Start SUPPLIED DATA

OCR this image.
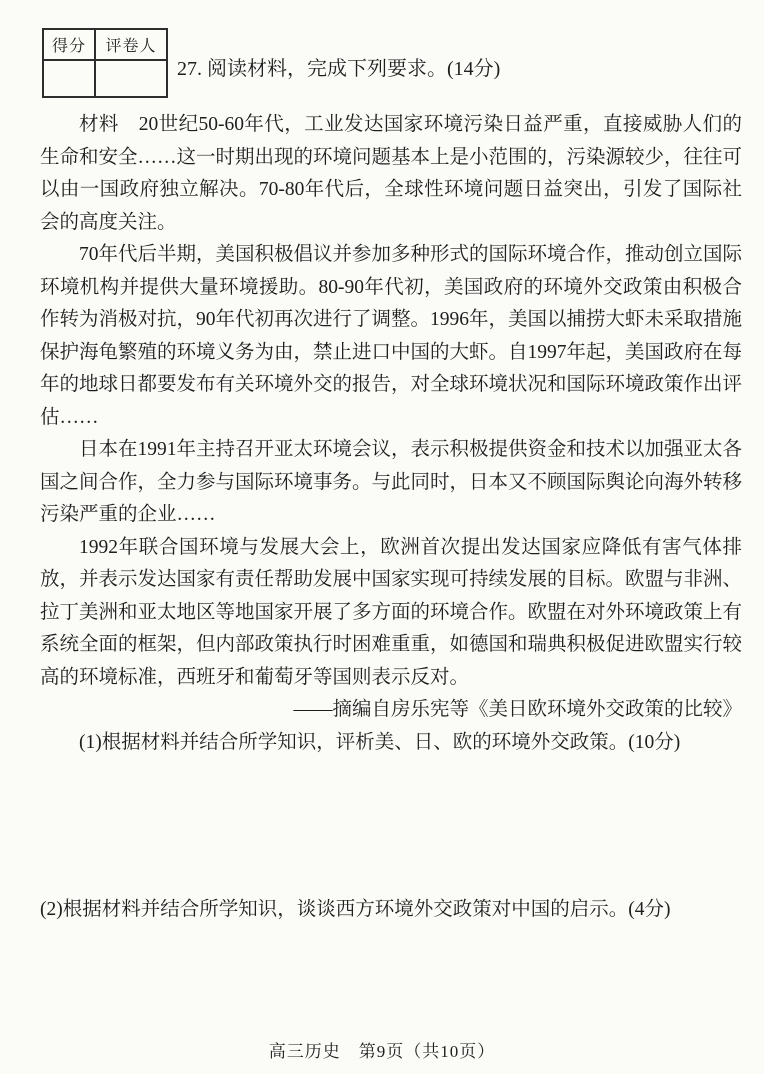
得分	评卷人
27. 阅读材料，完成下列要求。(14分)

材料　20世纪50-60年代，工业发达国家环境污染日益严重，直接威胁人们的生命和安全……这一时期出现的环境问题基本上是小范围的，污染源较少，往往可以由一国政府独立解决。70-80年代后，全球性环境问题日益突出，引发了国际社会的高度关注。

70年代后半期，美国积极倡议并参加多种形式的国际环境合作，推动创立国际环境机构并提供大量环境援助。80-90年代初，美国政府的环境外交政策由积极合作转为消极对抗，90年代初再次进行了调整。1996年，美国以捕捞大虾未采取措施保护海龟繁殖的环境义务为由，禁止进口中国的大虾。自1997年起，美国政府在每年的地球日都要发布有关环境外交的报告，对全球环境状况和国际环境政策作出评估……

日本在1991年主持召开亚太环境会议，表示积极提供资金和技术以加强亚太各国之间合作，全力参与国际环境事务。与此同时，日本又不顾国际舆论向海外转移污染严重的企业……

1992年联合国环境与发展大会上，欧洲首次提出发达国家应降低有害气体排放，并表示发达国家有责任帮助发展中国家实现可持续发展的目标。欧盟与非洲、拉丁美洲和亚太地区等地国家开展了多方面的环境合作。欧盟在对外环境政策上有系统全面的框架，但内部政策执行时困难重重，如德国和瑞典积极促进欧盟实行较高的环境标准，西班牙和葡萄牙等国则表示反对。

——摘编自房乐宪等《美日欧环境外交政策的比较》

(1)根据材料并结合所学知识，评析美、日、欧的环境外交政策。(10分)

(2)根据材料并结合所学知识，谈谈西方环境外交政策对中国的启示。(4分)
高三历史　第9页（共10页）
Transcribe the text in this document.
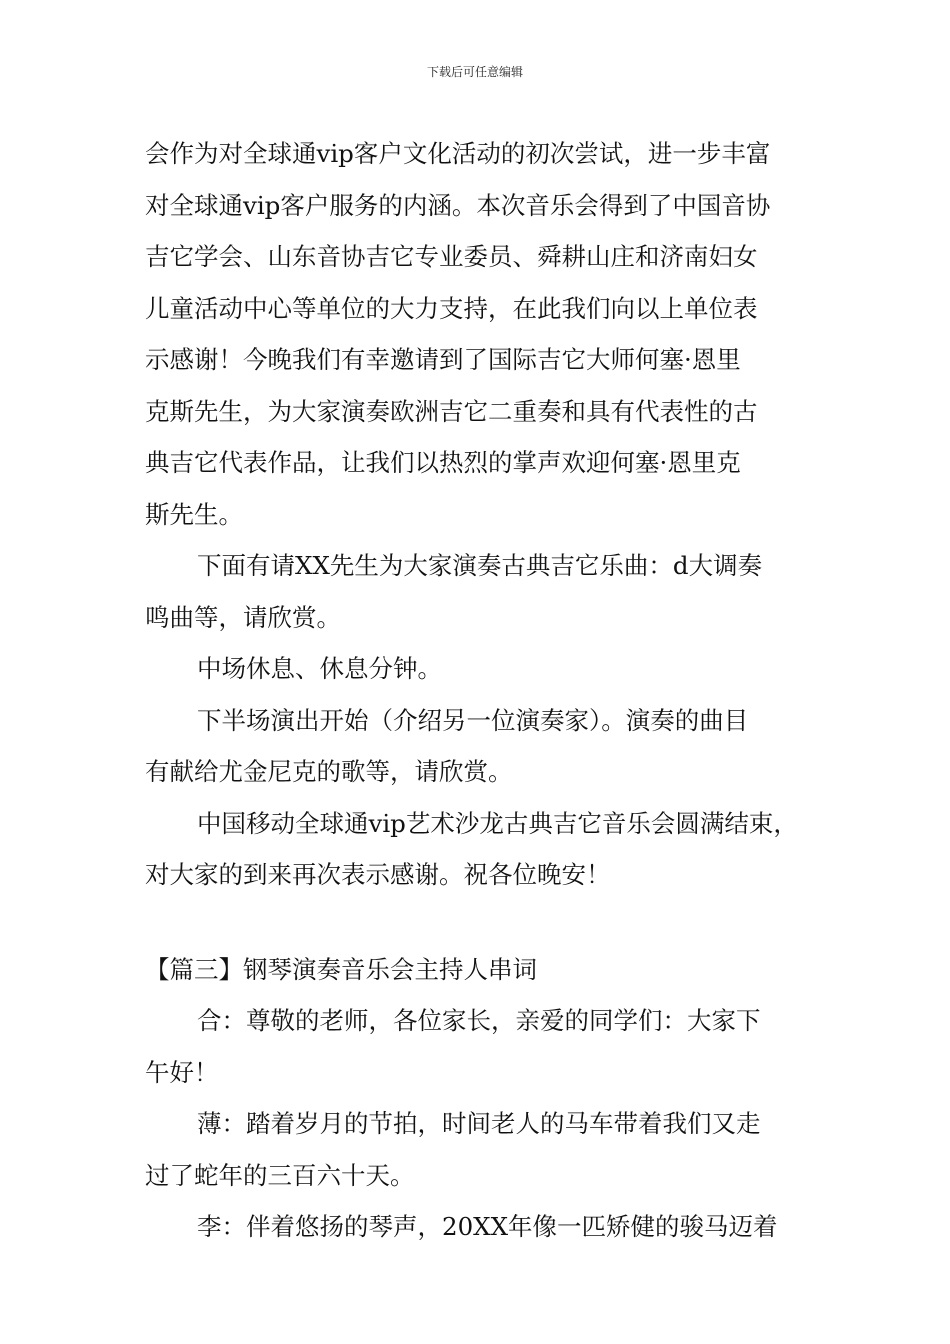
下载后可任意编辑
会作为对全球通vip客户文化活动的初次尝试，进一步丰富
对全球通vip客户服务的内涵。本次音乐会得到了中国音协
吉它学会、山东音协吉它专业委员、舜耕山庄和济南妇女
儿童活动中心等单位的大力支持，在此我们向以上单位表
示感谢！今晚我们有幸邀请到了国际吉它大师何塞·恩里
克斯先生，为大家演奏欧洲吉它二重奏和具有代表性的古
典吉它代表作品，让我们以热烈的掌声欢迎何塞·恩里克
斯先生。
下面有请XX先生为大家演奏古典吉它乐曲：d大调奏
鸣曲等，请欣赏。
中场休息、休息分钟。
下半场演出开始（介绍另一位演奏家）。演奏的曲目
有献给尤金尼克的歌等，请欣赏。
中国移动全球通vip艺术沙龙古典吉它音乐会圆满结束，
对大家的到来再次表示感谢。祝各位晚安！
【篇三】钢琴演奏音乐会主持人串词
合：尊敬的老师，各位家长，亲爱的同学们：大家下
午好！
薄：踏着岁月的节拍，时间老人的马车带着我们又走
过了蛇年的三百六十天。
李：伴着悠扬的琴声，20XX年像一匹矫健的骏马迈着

End SUPPLIED DATA
Start SUPPLIED DATA

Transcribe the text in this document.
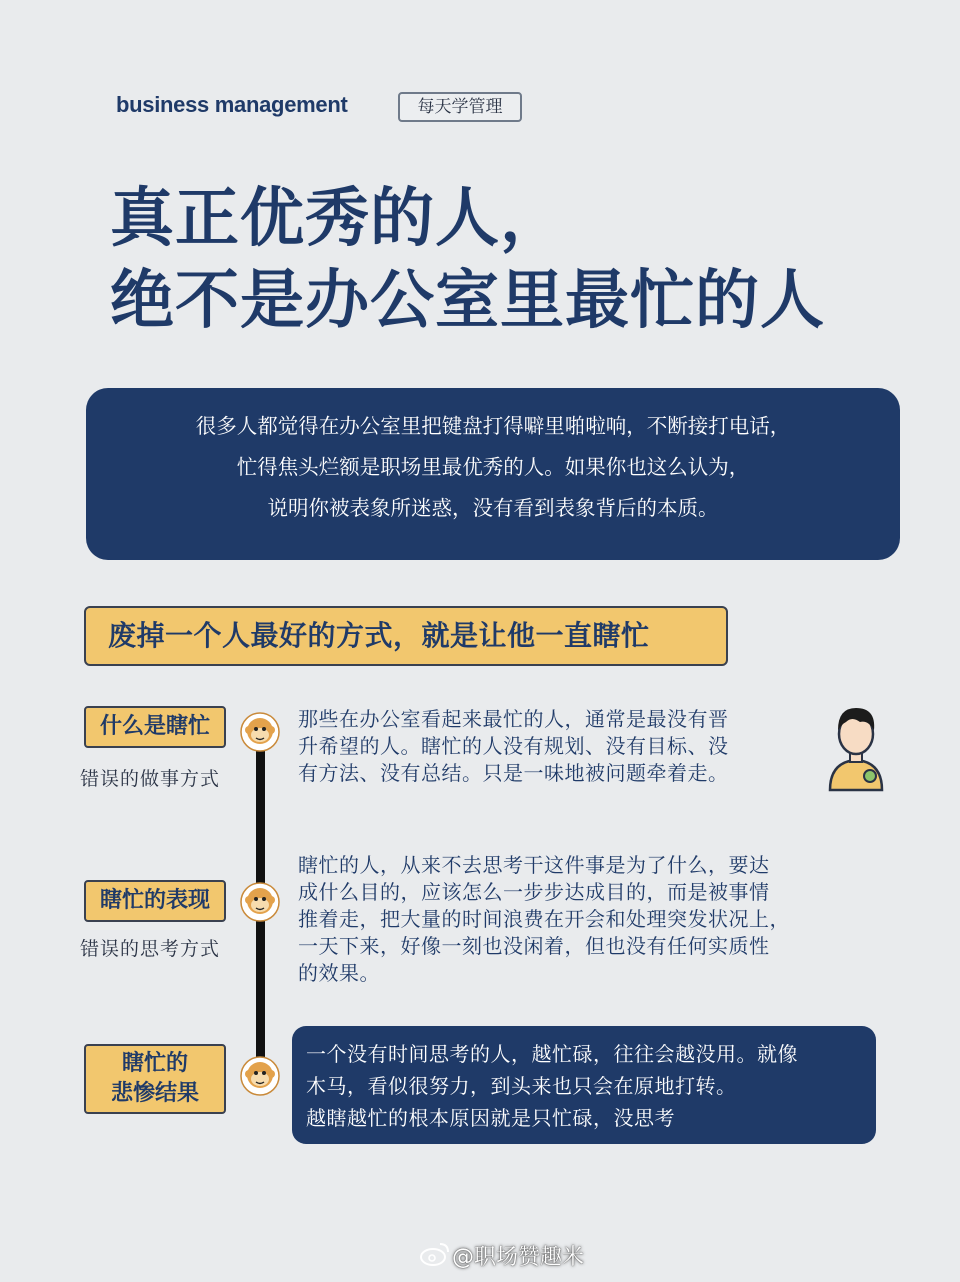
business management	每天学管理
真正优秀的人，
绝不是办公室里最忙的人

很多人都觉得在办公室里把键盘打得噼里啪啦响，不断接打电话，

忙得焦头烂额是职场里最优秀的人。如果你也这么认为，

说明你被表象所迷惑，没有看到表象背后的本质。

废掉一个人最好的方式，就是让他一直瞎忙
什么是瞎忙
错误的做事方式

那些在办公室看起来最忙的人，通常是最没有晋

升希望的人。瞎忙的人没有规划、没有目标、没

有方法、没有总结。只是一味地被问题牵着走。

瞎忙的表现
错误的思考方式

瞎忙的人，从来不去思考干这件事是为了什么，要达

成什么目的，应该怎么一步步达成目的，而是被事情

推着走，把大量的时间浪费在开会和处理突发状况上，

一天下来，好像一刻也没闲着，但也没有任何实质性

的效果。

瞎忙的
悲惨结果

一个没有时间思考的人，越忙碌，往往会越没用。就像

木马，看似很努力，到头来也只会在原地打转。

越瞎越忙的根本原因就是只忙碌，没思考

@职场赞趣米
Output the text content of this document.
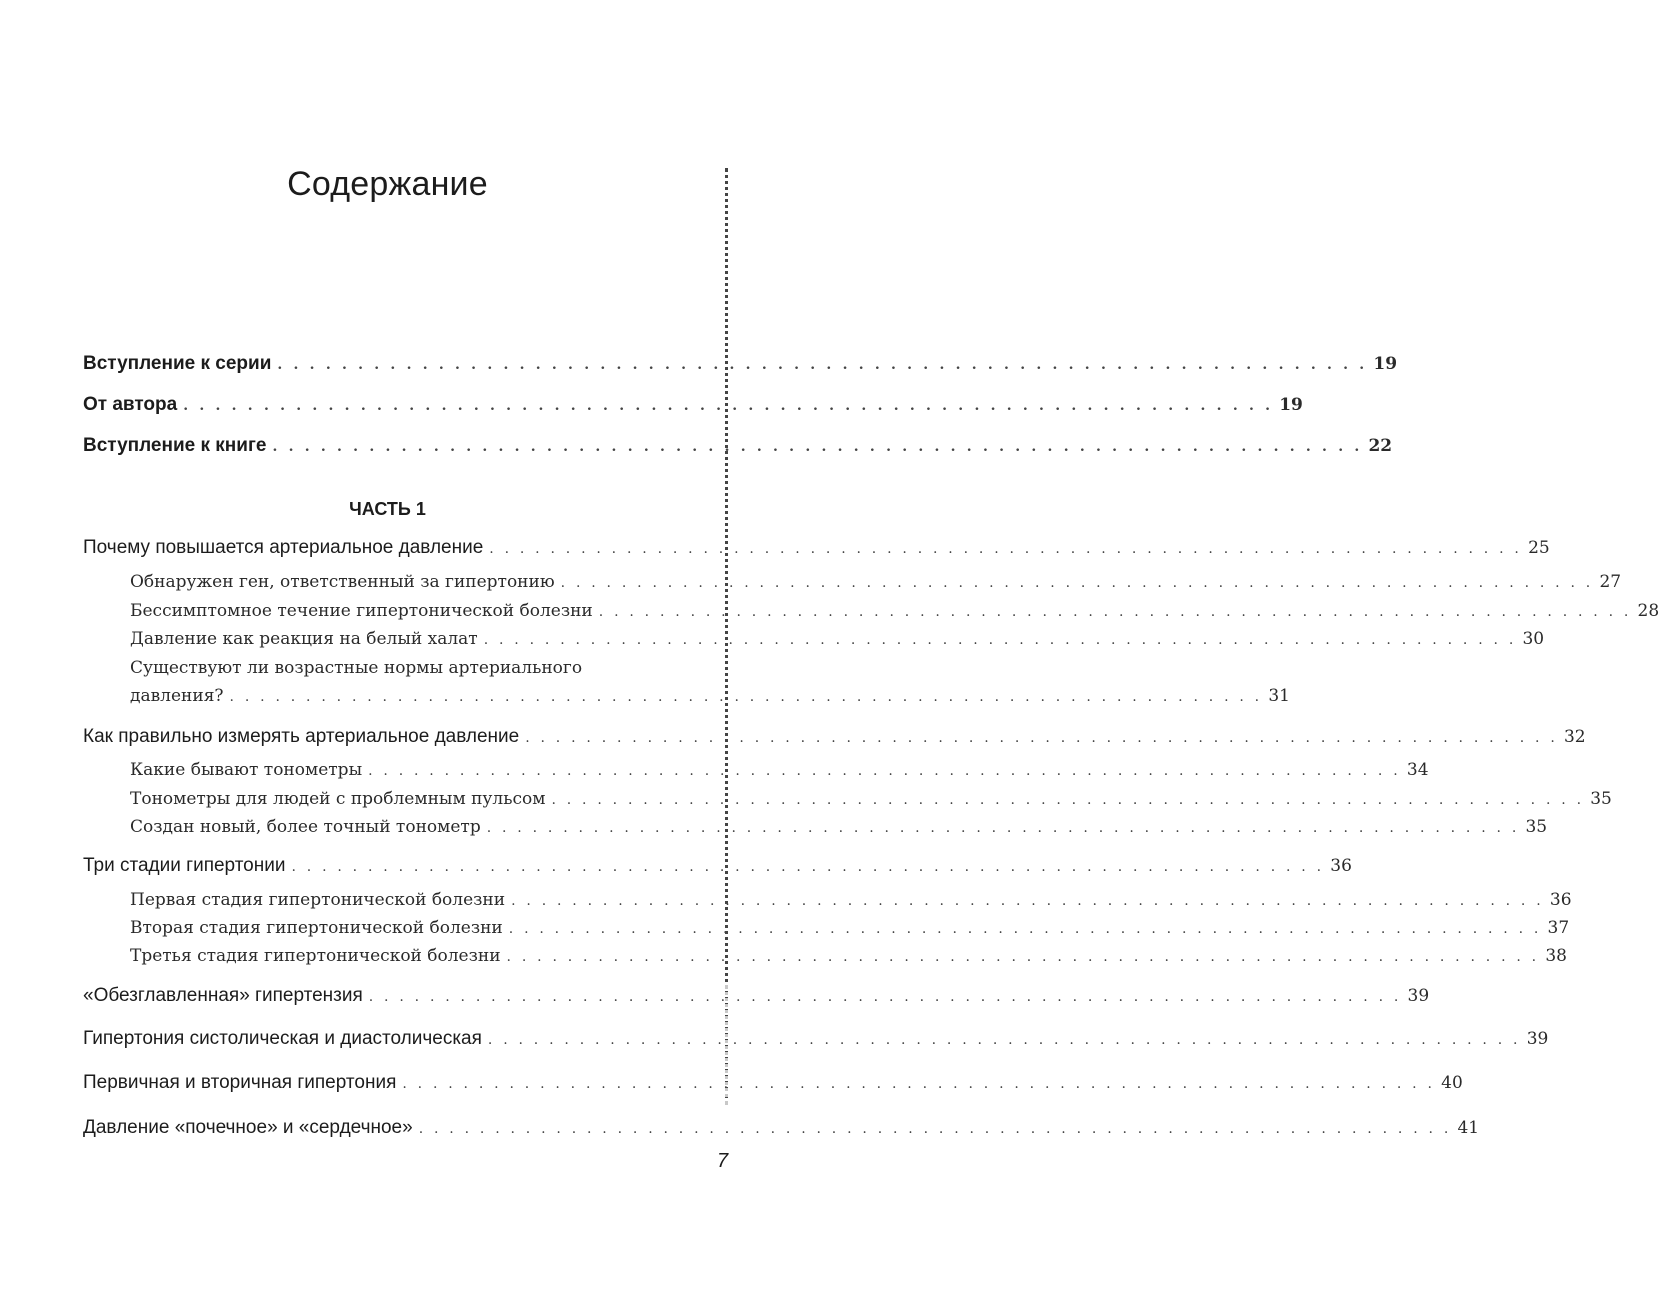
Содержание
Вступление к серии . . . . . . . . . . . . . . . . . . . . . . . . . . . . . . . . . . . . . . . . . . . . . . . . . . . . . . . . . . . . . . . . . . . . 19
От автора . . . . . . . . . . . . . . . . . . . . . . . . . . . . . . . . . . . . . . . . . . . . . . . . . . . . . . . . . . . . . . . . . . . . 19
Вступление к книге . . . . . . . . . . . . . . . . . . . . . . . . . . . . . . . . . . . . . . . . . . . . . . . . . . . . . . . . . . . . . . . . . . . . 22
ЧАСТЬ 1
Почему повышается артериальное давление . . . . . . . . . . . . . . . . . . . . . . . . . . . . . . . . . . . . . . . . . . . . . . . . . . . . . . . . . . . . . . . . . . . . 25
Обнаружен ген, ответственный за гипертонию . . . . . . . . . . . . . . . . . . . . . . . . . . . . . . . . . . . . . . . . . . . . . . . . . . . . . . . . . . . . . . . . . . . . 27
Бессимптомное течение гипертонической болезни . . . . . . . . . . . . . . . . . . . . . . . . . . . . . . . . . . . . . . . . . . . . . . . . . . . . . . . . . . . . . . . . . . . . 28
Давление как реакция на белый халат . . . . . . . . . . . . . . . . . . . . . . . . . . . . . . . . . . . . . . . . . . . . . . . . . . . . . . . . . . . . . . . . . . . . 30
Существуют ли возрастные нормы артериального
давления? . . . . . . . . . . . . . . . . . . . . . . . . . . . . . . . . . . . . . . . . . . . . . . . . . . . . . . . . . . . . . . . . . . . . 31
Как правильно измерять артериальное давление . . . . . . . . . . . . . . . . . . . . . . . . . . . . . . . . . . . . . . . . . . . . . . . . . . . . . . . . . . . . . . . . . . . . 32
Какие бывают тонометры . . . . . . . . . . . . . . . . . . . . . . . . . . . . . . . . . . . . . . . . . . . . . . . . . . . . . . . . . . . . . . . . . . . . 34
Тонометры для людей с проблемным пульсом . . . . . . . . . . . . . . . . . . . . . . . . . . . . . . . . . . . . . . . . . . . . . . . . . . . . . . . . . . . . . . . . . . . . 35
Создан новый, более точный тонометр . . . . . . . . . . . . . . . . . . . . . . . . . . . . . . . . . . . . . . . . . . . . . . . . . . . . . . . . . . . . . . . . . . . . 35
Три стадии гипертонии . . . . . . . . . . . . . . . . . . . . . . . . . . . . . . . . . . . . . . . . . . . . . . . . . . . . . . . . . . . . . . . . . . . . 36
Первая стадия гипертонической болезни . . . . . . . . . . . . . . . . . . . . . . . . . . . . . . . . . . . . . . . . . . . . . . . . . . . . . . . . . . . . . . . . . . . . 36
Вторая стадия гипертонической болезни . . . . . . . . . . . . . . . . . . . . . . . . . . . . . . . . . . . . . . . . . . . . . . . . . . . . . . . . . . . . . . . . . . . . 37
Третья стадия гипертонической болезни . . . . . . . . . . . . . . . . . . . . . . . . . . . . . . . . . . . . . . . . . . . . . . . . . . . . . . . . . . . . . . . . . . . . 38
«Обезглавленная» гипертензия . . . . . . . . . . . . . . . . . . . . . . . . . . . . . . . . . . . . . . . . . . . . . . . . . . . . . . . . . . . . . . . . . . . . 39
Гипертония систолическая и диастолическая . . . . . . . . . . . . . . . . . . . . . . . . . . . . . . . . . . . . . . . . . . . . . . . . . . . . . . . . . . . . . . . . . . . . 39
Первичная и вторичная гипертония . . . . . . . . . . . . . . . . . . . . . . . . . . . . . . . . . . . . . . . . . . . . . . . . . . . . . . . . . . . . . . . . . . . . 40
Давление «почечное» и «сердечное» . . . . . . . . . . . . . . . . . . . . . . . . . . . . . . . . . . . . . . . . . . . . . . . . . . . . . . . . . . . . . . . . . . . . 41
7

End SUPPLIED DATA

● **AIM**:
State how many lines of the material contain the string "стадия", with no other words.

● **ANSWER TO THIS TASK**:
3